(Exercise details) Retype each record below word for word, pictures excluded.
== Data extract ==
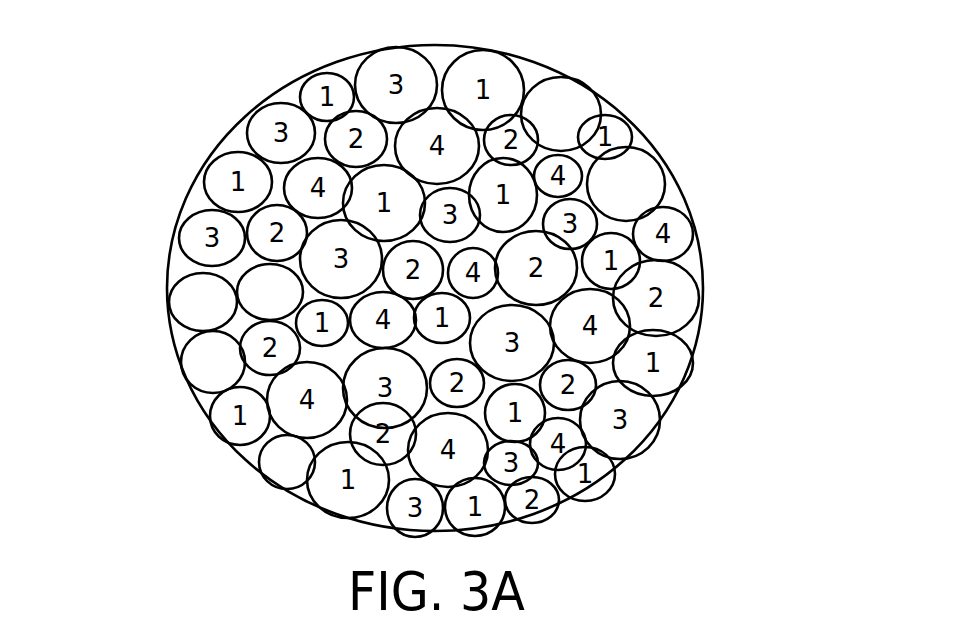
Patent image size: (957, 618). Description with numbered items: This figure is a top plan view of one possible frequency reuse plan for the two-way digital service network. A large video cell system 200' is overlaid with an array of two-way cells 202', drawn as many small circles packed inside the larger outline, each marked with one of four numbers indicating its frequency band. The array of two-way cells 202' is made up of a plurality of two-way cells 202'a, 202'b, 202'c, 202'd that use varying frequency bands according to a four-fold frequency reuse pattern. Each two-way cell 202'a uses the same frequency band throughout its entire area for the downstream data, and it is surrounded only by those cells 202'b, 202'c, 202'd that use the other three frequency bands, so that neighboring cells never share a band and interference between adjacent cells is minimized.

The video cell system 200' is at (508, 297).
The two-way cells 202' is at (666, 145).
The two-way cell 202'a is at (143, 302).
The two-way cell 202'b is at (228, 471).
The two-way cell 202'c is at (161, 375).
The two-way cell 202'd is at (186, 261).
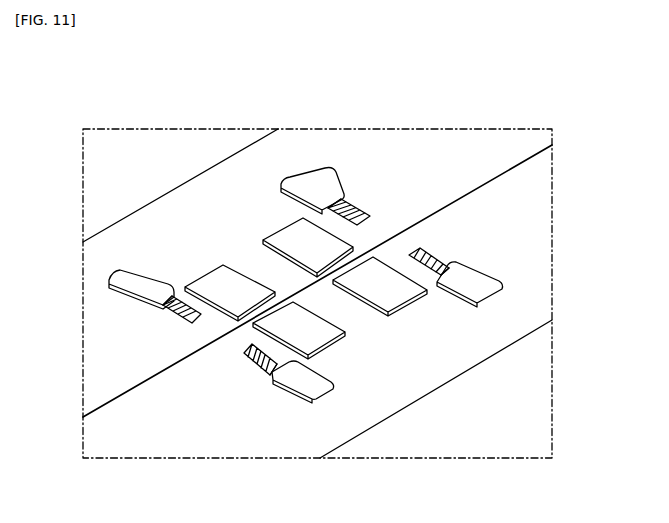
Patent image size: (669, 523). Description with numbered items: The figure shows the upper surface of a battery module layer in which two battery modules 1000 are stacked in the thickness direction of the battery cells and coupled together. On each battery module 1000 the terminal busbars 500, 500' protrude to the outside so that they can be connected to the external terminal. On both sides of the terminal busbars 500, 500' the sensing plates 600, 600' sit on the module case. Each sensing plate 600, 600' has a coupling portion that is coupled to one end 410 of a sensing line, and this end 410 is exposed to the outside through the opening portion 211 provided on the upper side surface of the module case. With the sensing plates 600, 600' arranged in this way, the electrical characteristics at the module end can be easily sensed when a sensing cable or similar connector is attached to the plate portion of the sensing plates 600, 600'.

The battery module 1000 is at (452, 153).
The terminal busbar 500 is at (283, 295).
The terminal busbar 500' is at (351, 295).
The sensing plate 600 is at (185, 385).
The sensing plate 600' is at (442, 198).
The opening portion 211 is at (170, 314).
The one end of the sensing line 410 is at (180, 332).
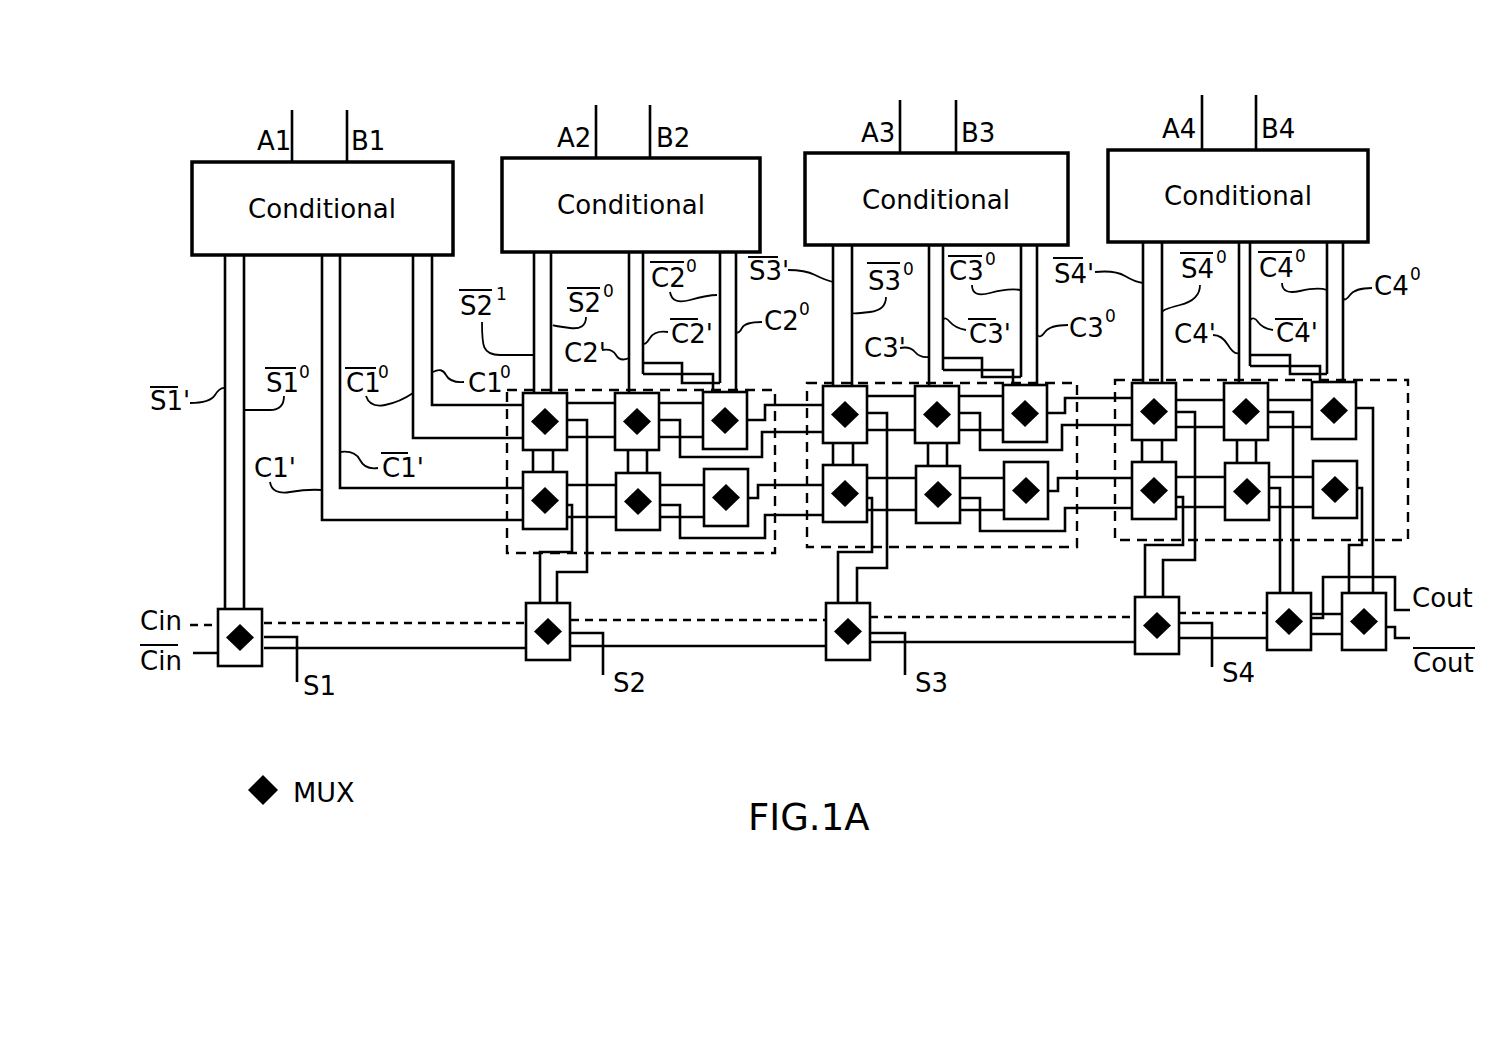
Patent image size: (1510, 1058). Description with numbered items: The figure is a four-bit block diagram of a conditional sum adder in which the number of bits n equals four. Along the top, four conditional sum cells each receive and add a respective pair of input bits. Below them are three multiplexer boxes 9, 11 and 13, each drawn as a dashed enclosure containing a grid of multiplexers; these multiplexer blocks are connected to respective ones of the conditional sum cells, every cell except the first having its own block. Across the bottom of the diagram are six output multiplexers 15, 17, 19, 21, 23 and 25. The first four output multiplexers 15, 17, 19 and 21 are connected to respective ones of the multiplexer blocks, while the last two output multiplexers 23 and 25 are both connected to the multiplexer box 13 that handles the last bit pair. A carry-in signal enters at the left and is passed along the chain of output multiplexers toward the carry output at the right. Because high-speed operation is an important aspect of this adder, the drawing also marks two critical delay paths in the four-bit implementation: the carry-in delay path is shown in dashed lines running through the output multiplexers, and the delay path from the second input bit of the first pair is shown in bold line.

The multiplexer box 9 is at (507, 540).
The multiplexer box 11 is at (1000, 547).
The multiplexer box 13 is at (1410, 458).
The output multiplexer 15 is at (240, 668).
The output multiplexer 17 is at (540, 664).
The output multiplexer 19 is at (840, 664).
The output multiplexer 21 is at (1148, 655).
The output multiplexer 23 is at (1290, 654).
The output multiplexer 25 is at (1360, 652).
===
(Answer for the task)
Patent image size: (957, 618). Description with numbered items: This figure is a top plan view of one possible frequency reuse plan for the two-way digital service network. A large video cell system 200' is overlaid with an array of two-way cells 202', drawn as many small circles packed inside the larger outline, each marked with one of four numbers indicating its frequency band. The array of two-way cells 202' is made up of a plurality of two-way cells 202'a, 202'b, 202'c, 202'd that use varying frequency bands according to a four-fold frequency reuse pattern. Each two-way cell 202'a uses the same frequency band throughout its entire area for the downstream data, and it is surrounded only by those cells 202'b, 202'c, 202'd that use the other three frequency bands, so that neighboring cells never share a band and interference between adjacent cells is minimized.

The video cell system 200' is at (508, 297).
The two-way cells 202' is at (666, 145).
The two-way cell 202'a is at (143, 302).
The two-way cell 202'b is at (228, 471).
The two-way cell 202'c is at (161, 375).
The two-way cell 202'd is at (186, 261).
Patent image size: (669, 523). Description with numbered items: The figure shows the upper surface of a battery module layer in which two battery modules 1000 are stacked in the thickness direction of the battery cells and coupled together. On each battery module 1000 the terminal busbars 500, 500' protrude to the outside so that they can be connected to the external terminal. On both sides of the terminal busbars 500, 500' the sensing plates 600, 600' sit on the module case. Each sensing plate 600, 600' has a coupling portion that is coupled to one end 410 of a sensing line, and this end 410 is exposed to the outside through the opening portion 211 provided on the upper side surface of the module case. With the sensing plates 600, 600' arranged in this way, the electrical characteristics at the module end can be easily sensed when a sensing cable or similar connector is attached to the plate portion of the sensing plates 600, 600'.

The battery module 1000 is at (452, 153).
The terminal busbar 500 is at (283, 295).
The terminal busbar 500' is at (351, 295).
The sensing plate 600 is at (185, 385).
The sensing plate 600' is at (442, 198).
The opening portion 211 is at (170, 314).
The one end of the sensing line 410 is at (180, 332).
Patent image size: (1510, 1058). Description with numbered items: The figure is a four-bit block diagram of a conditional sum adder in which the number of bits n equals four. Along the top, four conditional sum cells each receive and add a respective pair of input bits. Below them are three multiplexer boxes 9, 11 and 13, each drawn as a dashed enclosure containing a grid of multiplexers; these multiplexer blocks are connected to respective ones of the conditional sum cells, every cell except the first having its own block. Across the bottom of the diagram are six output multiplexers 15, 17, 19, 21, 23 and 25. The first four output multiplexers 15, 17, 19 and 21 are connected to respective ones of the multiplexer blocks, while the last two output multiplexers 23 and 25 are both connected to the multiplexer box 13 that handles the last bit pair. A carry-in signal enters at the left and is passed along the chain of output multiplexers toward the carry output at the right. Because high-speed operation is an important aspect of this adder, the drawing also marks two critical delay paths in the four-bit implementation: the carry-in delay path is shown in dashed lines running through the output multiplexers, and the delay path from the second input bit of the first pair is shown in bold line.

The multiplexer box 9 is at (507, 540).
The multiplexer box 11 is at (1000, 547).
The multiplexer box 13 is at (1410, 458).
The output multiplexer 15 is at (240, 668).
The output multiplexer 17 is at (540, 664).
The output multiplexer 19 is at (840, 664).
The output multiplexer 21 is at (1148, 655).
The output multiplexer 23 is at (1290, 654).
The output multiplexer 25 is at (1360, 652).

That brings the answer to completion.